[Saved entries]
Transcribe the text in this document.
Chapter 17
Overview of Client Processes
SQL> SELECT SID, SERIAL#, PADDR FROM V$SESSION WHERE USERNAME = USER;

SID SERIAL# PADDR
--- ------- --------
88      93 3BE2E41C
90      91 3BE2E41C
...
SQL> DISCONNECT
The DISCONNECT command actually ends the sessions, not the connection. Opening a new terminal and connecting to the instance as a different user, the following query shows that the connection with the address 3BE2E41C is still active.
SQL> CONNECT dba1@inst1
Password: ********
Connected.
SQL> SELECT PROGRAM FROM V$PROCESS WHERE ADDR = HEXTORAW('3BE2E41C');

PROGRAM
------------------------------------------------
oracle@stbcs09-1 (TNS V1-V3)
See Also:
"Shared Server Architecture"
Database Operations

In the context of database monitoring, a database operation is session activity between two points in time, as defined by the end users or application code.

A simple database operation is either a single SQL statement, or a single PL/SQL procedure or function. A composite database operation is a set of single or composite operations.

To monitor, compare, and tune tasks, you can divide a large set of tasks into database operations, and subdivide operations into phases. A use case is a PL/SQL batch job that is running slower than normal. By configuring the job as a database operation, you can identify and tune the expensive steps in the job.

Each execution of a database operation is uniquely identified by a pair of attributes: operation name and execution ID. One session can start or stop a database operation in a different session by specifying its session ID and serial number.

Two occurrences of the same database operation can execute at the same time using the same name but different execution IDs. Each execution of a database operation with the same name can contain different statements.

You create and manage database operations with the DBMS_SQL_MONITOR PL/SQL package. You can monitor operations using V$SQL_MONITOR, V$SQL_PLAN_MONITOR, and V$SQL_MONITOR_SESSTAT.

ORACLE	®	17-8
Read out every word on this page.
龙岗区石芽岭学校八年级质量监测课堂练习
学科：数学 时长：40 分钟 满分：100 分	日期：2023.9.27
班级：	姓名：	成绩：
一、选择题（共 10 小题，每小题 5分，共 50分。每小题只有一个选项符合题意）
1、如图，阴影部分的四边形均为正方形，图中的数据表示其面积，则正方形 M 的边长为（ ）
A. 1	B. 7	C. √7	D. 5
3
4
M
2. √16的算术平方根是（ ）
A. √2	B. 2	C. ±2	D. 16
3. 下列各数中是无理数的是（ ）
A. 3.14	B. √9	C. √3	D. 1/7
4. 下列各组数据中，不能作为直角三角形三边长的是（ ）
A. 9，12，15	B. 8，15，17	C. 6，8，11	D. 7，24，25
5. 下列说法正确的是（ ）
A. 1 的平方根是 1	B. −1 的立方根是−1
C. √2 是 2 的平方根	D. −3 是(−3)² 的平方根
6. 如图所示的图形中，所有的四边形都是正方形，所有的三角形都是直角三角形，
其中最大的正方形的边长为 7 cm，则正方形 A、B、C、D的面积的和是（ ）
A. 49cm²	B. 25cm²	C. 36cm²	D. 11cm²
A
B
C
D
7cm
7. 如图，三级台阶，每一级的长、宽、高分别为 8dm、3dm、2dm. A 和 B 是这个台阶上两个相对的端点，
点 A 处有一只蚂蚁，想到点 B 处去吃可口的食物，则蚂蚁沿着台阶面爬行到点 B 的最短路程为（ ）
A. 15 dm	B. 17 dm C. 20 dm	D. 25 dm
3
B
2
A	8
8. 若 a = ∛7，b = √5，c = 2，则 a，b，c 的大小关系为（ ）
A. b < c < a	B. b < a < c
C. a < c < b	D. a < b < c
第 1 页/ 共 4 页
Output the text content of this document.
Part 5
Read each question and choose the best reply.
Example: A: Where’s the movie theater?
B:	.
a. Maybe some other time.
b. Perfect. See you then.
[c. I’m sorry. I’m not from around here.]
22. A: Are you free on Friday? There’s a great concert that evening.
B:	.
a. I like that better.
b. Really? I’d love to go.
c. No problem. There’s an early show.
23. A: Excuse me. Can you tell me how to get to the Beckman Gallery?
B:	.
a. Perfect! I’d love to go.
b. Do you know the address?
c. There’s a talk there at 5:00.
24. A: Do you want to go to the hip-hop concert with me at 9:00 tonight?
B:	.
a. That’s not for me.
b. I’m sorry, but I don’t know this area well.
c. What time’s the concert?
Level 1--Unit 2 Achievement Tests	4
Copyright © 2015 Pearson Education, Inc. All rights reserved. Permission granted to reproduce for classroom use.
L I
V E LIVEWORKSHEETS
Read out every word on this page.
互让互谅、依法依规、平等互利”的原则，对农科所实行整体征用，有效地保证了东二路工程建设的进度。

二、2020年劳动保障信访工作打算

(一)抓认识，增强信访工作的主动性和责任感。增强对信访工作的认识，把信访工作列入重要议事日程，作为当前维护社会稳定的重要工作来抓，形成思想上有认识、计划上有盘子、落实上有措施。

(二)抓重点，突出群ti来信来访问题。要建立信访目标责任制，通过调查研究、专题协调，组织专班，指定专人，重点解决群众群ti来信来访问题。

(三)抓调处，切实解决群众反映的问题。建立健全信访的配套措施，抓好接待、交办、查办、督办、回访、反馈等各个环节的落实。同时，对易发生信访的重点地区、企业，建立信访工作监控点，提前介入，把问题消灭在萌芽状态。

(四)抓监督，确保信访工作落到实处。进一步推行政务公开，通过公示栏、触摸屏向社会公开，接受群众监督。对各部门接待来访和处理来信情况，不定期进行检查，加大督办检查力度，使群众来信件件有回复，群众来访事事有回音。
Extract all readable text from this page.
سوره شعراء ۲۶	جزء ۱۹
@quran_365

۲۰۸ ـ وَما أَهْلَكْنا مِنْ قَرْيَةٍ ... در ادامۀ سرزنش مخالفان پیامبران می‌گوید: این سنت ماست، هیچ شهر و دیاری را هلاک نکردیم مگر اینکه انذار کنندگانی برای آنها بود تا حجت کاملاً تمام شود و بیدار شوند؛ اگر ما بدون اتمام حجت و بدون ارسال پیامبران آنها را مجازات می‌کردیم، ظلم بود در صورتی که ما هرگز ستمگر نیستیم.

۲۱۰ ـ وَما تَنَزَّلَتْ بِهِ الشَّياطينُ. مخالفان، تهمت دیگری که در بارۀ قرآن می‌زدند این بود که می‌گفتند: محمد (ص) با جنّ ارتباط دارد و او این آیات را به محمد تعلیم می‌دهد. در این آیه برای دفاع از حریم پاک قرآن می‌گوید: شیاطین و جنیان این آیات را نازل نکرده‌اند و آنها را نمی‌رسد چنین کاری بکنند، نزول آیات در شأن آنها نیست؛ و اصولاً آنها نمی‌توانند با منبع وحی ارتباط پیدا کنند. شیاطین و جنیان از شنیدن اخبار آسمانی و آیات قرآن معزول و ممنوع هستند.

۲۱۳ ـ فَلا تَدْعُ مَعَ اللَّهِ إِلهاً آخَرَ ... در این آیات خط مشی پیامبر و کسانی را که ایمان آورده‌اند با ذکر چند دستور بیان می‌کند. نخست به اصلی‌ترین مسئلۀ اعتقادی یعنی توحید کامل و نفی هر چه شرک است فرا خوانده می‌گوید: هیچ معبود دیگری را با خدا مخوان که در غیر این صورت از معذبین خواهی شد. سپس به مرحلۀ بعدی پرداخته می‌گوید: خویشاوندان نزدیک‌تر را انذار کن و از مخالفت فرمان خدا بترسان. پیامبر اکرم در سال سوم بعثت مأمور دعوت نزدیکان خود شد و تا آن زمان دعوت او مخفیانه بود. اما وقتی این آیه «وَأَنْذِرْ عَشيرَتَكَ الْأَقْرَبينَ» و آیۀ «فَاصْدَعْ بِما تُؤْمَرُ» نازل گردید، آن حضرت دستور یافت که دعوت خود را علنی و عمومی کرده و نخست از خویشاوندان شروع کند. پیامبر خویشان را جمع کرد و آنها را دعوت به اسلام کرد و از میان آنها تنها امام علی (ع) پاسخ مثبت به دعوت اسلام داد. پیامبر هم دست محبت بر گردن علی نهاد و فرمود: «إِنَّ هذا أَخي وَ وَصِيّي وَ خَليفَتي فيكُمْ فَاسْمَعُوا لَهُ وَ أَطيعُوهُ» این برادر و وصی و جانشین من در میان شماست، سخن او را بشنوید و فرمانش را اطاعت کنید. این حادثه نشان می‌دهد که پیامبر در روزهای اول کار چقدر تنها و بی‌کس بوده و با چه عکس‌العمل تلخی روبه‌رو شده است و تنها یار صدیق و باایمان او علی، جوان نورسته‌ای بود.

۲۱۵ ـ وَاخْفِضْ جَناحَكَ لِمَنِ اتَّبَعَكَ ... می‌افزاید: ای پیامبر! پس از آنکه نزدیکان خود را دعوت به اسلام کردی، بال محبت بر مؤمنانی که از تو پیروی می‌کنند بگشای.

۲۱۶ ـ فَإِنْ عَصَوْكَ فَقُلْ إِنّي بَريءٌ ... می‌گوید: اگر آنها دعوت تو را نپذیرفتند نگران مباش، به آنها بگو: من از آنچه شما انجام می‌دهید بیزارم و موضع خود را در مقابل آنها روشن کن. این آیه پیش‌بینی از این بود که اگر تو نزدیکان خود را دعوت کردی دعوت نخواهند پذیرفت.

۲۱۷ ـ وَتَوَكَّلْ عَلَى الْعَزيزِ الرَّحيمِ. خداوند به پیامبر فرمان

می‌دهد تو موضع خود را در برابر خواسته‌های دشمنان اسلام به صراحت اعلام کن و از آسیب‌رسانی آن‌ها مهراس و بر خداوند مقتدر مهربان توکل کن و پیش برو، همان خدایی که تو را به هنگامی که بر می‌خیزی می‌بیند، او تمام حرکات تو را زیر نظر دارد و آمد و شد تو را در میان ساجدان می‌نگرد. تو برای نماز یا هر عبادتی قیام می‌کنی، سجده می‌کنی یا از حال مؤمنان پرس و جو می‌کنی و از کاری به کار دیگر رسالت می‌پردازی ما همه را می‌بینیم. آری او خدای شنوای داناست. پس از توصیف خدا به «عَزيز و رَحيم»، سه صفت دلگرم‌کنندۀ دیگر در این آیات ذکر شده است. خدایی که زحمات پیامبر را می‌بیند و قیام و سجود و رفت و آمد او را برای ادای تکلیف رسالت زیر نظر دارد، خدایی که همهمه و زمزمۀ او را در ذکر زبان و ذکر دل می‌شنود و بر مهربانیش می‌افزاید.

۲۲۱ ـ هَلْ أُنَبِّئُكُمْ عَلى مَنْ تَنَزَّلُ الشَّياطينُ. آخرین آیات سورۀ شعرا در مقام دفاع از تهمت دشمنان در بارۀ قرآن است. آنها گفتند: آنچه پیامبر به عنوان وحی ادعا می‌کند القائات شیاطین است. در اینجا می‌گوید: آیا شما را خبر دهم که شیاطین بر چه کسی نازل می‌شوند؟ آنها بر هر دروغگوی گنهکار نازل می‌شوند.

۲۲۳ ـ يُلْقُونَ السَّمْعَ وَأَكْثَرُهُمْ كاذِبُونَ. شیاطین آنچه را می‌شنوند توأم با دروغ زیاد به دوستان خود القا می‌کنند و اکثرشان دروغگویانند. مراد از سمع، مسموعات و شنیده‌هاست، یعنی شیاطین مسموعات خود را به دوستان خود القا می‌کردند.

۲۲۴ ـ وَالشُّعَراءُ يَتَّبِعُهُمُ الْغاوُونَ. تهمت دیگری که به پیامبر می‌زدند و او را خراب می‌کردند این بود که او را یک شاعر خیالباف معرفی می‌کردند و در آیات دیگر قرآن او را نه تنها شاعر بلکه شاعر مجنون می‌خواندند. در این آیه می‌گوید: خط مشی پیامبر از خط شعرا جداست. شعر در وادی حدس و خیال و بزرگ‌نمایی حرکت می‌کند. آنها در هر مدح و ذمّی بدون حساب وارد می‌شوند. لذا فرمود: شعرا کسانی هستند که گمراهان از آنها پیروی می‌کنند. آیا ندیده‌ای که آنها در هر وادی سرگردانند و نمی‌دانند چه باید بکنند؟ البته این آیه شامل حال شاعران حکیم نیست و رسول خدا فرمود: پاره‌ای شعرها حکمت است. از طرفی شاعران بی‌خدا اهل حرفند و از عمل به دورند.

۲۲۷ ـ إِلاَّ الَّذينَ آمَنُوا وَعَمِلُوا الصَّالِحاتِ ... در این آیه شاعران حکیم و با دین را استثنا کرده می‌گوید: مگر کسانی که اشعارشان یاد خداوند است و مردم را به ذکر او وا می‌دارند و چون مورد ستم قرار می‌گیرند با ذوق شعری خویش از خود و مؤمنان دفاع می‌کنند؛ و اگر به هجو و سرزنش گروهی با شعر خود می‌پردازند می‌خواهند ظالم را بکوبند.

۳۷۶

* **REQUIREMENT**:
What is the number of lines in the listing that contain the string "time"? Reply with that number alone.

* **TASK RESULT**:
4